BEGIN Given records
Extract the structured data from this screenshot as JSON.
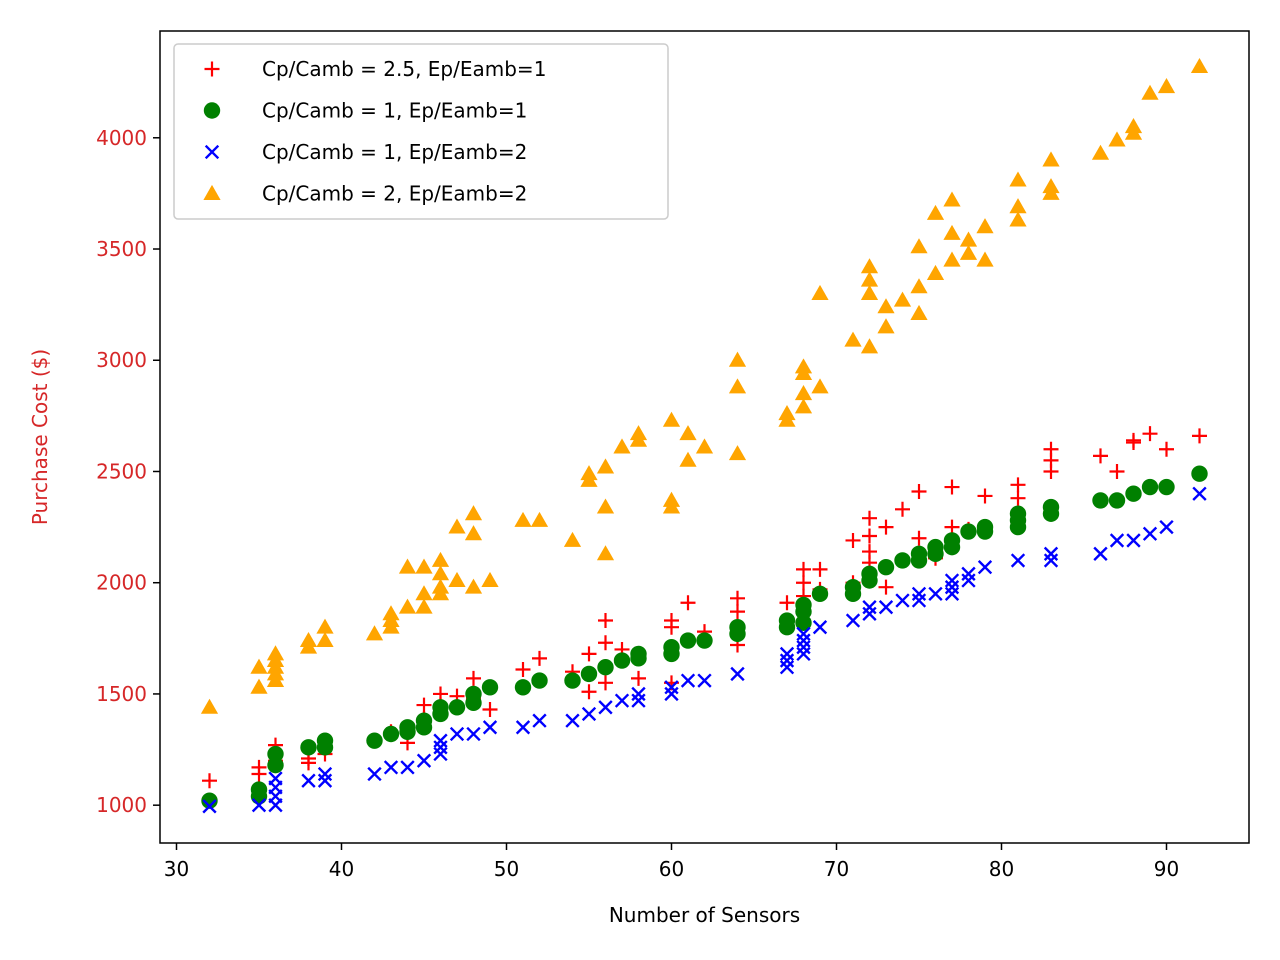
{
  "chart_data": {
    "type": "scatter",
    "xlabel": "Number of Sensors",
    "ylabel": "Purchase Cost ($)",
    "xlim": [
      29,
      95
    ],
    "ylim": [
      830,
      4480
    ],
    "x_ticks": [
      30,
      40,
      50,
      60,
      70,
      80,
      90
    ],
    "y_ticks": [
      1000,
      1500,
      2000,
      2500,
      3000,
      3500,
      4000
    ],
    "x_tick_labels": [
      "30",
      "40",
      "50",
      "60",
      "70",
      "80",
      "90"
    ],
    "y_tick_labels": [
      "1000",
      "1500",
      "2000",
      "2500",
      "3000",
      "3500",
      "4000"
    ],
    "ylabel_color": "#d62728",
    "ytick_color": "#d62728",
    "grid": false,
    "legend_position": "top-left",
    "series": [
      {
        "name": "Cp/Camb = 2.5, Ep/Eamb=1",
        "marker": "plus",
        "color": "#ff0000",
        "points": [
          [
            32,
            1110
          ],
          [
            35,
            1170
          ],
          [
            35,
            1140
          ],
          [
            36,
            1270
          ],
          [
            36,
            1200
          ],
          [
            38,
            1190
          ],
          [
            38,
            1210
          ],
          [
            39,
            1230
          ],
          [
            39,
            1270
          ],
          [
            43,
            1330
          ],
          [
            44,
            1280
          ],
          [
            45,
            1450
          ],
          [
            45,
            1390
          ],
          [
            46,
            1500
          ],
          [
            46,
            1450
          ],
          [
            47,
            1490
          ],
          [
            48,
            1570
          ],
          [
            48,
            1480
          ],
          [
            49,
            1430
          ],
          [
            51,
            1610
          ],
          [
            52,
            1660
          ],
          [
            54,
            1600
          ],
          [
            55,
            1680
          ],
          [
            55,
            1510
          ],
          [
            56,
            1830
          ],
          [
            56,
            1730
          ],
          [
            56,
            1550
          ],
          [
            57,
            1700
          ],
          [
            58,
            1670
          ],
          [
            58,
            1570
          ],
          [
            60,
            1830
          ],
          [
            60,
            1800
          ],
          [
            60,
            1550
          ],
          [
            61,
            1910
          ],
          [
            61,
            1740
          ],
          [
            62,
            1780
          ],
          [
            64,
            1930
          ],
          [
            64,
            1870
          ],
          [
            64,
            1720
          ],
          [
            67,
            1910
          ],
          [
            67,
            1810
          ],
          [
            68,
            2060
          ],
          [
            68,
            2000
          ],
          [
            68,
            1940
          ],
          [
            68,
            1880
          ],
          [
            69,
            2060
          ],
          [
            69,
            1970
          ],
          [
            71,
            2190
          ],
          [
            71,
            2000
          ],
          [
            72,
            2290
          ],
          [
            72,
            2210
          ],
          [
            72,
            2140
          ],
          [
            72,
            2090
          ],
          [
            73,
            2250
          ],
          [
            73,
            1980
          ],
          [
            74,
            2330
          ],
          [
            75,
            2410
          ],
          [
            75,
            2200
          ],
          [
            76,
            2110
          ],
          [
            77,
            2430
          ],
          [
            77,
            2250
          ],
          [
            78,
            2240
          ],
          [
            79,
            2390
          ],
          [
            81,
            2440
          ],
          [
            81,
            2380
          ],
          [
            83,
            2600
          ],
          [
            83,
            2550
          ],
          [
            83,
            2500
          ],
          [
            86,
            2570
          ],
          [
            87,
            2500
          ],
          [
            88,
            2640
          ],
          [
            88,
            2630
          ],
          [
            89,
            2670
          ],
          [
            90,
            2600
          ],
          [
            92,
            2660
          ]
        ]
      },
      {
        "name": "Cp/Camb = 1, Ep/Eamb=1",
        "marker": "circle",
        "color": "#008000",
        "points": [
          [
            32,
            1020
          ],
          [
            35,
            1070
          ],
          [
            35,
            1040
          ],
          [
            36,
            1230
          ],
          [
            36,
            1180
          ],
          [
            38,
            1260
          ],
          [
            39,
            1290
          ],
          [
            39,
            1260
          ],
          [
            42,
            1290
          ],
          [
            43,
            1320
          ],
          [
            44,
            1350
          ],
          [
            44,
            1330
          ],
          [
            45,
            1380
          ],
          [
            45,
            1350
          ],
          [
            46,
            1440
          ],
          [
            46,
            1410
          ],
          [
            47,
            1440
          ],
          [
            48,
            1500
          ],
          [
            48,
            1460
          ],
          [
            49,
            1530
          ],
          [
            51,
            1530
          ],
          [
            52,
            1560
          ],
          [
            54,
            1560
          ],
          [
            55,
            1590
          ],
          [
            56,
            1620
          ],
          [
            57,
            1650
          ],
          [
            58,
            1680
          ],
          [
            58,
            1660
          ],
          [
            60,
            1710
          ],
          [
            60,
            1680
          ],
          [
            61,
            1740
          ],
          [
            62,
            1740
          ],
          [
            64,
            1800
          ],
          [
            64,
            1770
          ],
          [
            67,
            1830
          ],
          [
            67,
            1800
          ],
          [
            68,
            1900
          ],
          [
            68,
            1870
          ],
          [
            68,
            1820
          ],
          [
            69,
            1950
          ],
          [
            71,
            1980
          ],
          [
            71,
            1950
          ],
          [
            72,
            2040
          ],
          [
            72,
            2010
          ],
          [
            73,
            2070
          ],
          [
            74,
            2100
          ],
          [
            75,
            2130
          ],
          [
            75,
            2100
          ],
          [
            76,
            2160
          ],
          [
            76,
            2130
          ],
          [
            77,
            2190
          ],
          [
            77,
            2160
          ],
          [
            78,
            2230
          ],
          [
            79,
            2250
          ],
          [
            79,
            2230
          ],
          [
            81,
            2310
          ],
          [
            81,
            2280
          ],
          [
            81,
            2250
          ],
          [
            83,
            2340
          ],
          [
            83,
            2310
          ],
          [
            86,
            2370
          ],
          [
            87,
            2370
          ],
          [
            88,
            2400
          ],
          [
            89,
            2430
          ],
          [
            90,
            2430
          ],
          [
            92,
            2490
          ]
        ]
      },
      {
        "name": "Cp/Camb = 1, Ep/Eamb=2",
        "marker": "x",
        "color": "#0000ff",
        "points": [
          [
            32,
            995
          ],
          [
            35,
            1000
          ],
          [
            36,
            1120
          ],
          [
            36,
            1080
          ],
          [
            36,
            1040
          ],
          [
            36,
            1000
          ],
          [
            38,
            1110
          ],
          [
            39,
            1140
          ],
          [
            39,
            1110
          ],
          [
            42,
            1140
          ],
          [
            43,
            1170
          ],
          [
            44,
            1170
          ],
          [
            45,
            1200
          ],
          [
            46,
            1290
          ],
          [
            46,
            1260
          ],
          [
            46,
            1230
          ],
          [
            47,
            1320
          ],
          [
            48,
            1320
          ],
          [
            49,
            1350
          ],
          [
            51,
            1350
          ],
          [
            52,
            1380
          ],
          [
            54,
            1380
          ],
          [
            55,
            1410
          ],
          [
            56,
            1440
          ],
          [
            57,
            1470
          ],
          [
            58,
            1500
          ],
          [
            58,
            1470
          ],
          [
            60,
            1530
          ],
          [
            60,
            1500
          ],
          [
            61,
            1560
          ],
          [
            62,
            1560
          ],
          [
            64,
            1590
          ],
          [
            67,
            1680
          ],
          [
            67,
            1650
          ],
          [
            67,
            1620
          ],
          [
            68,
            1770
          ],
          [
            68,
            1740
          ],
          [
            68,
            1710
          ],
          [
            68,
            1680
          ],
          [
            69,
            1800
          ],
          [
            71,
            1830
          ],
          [
            72,
            1890
          ],
          [
            72,
            1860
          ],
          [
            73,
            1890
          ],
          [
            74,
            1920
          ],
          [
            75,
            1950
          ],
          [
            75,
            1920
          ],
          [
            76,
            1950
          ],
          [
            77,
            2010
          ],
          [
            77,
            1980
          ],
          [
            77,
            1950
          ],
          [
            78,
            2040
          ],
          [
            78,
            2010
          ],
          [
            79,
            2070
          ],
          [
            81,
            2100
          ],
          [
            83,
            2130
          ],
          [
            83,
            2100
          ],
          [
            86,
            2130
          ],
          [
            87,
            2190
          ],
          [
            88,
            2190
          ],
          [
            89,
            2220
          ],
          [
            90,
            2250
          ],
          [
            92,
            2400
          ]
        ]
      },
      {
        "name": "Cp/Camb = 2, Ep/Eamb=2",
        "marker": "triangle",
        "color": "#ffa500",
        "points": [
          [
            32,
            1440
          ],
          [
            35,
            1620
          ],
          [
            35,
            1530
          ],
          [
            36,
            1680
          ],
          [
            36,
            1650
          ],
          [
            36,
            1620
          ],
          [
            36,
            1590
          ],
          [
            36,
            1560
          ],
          [
            38,
            1740
          ],
          [
            38,
            1710
          ],
          [
            39,
            1800
          ],
          [
            39,
            1740
          ],
          [
            42,
            1770
          ],
          [
            43,
            1860
          ],
          [
            43,
            1830
          ],
          [
            43,
            1800
          ],
          [
            44,
            2070
          ],
          [
            44,
            1890
          ],
          [
            45,
            2070
          ],
          [
            45,
            1950
          ],
          [
            45,
            1890
          ],
          [
            46,
            2100
          ],
          [
            46,
            2040
          ],
          [
            46,
            1980
          ],
          [
            46,
            1950
          ],
          [
            47,
            2250
          ],
          [
            47,
            2010
          ],
          [
            48,
            2310
          ],
          [
            48,
            2220
          ],
          [
            48,
            1980
          ],
          [
            49,
            2010
          ],
          [
            51,
            2280
          ],
          [
            52,
            2280
          ],
          [
            54,
            2190
          ],
          [
            55,
            2490
          ],
          [
            55,
            2460
          ],
          [
            56,
            2520
          ],
          [
            56,
            2340
          ],
          [
            56,
            2130
          ],
          [
            57,
            2610
          ],
          [
            58,
            2670
          ],
          [
            58,
            2640
          ],
          [
            60,
            2730
          ],
          [
            60,
            2370
          ],
          [
            60,
            2340
          ],
          [
            61,
            2670
          ],
          [
            61,
            2550
          ],
          [
            62,
            2610
          ],
          [
            64,
            3000
          ],
          [
            64,
            2880
          ],
          [
            64,
            2580
          ],
          [
            67,
            2760
          ],
          [
            67,
            2730
          ],
          [
            68,
            2970
          ],
          [
            68,
            2940
          ],
          [
            68,
            2850
          ],
          [
            68,
            2790
          ],
          [
            69,
            3300
          ],
          [
            69,
            2880
          ],
          [
            71,
            3090
          ],
          [
            72,
            3420
          ],
          [
            72,
            3360
          ],
          [
            72,
            3300
          ],
          [
            72,
            3060
          ],
          [
            73,
            3240
          ],
          [
            73,
            3150
          ],
          [
            74,
            3270
          ],
          [
            75,
            3510
          ],
          [
            75,
            3330
          ],
          [
            75,
            3210
          ],
          [
            76,
            3660
          ],
          [
            76,
            3390
          ],
          [
            77,
            3720
          ],
          [
            77,
            3570
          ],
          [
            77,
            3450
          ],
          [
            78,
            3540
          ],
          [
            78,
            3480
          ],
          [
            79,
            3600
          ],
          [
            79,
            3450
          ],
          [
            81,
            3810
          ],
          [
            81,
            3690
          ],
          [
            81,
            3630
          ],
          [
            83,
            3900
          ],
          [
            83,
            3780
          ],
          [
            83,
            3750
          ],
          [
            86,
            3930
          ],
          [
            87,
            3990
          ],
          [
            88,
            4050
          ],
          [
            88,
            4020
          ],
          [
            89,
            4200
          ],
          [
            90,
            4230
          ],
          [
            92,
            4320
          ]
        ]
      }
    ]
  }
}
END Given records
== Aim ==
Of the lines in the listing, how many hold the word "marker"? Nothing but the number is needed.

== Result for this task ==
4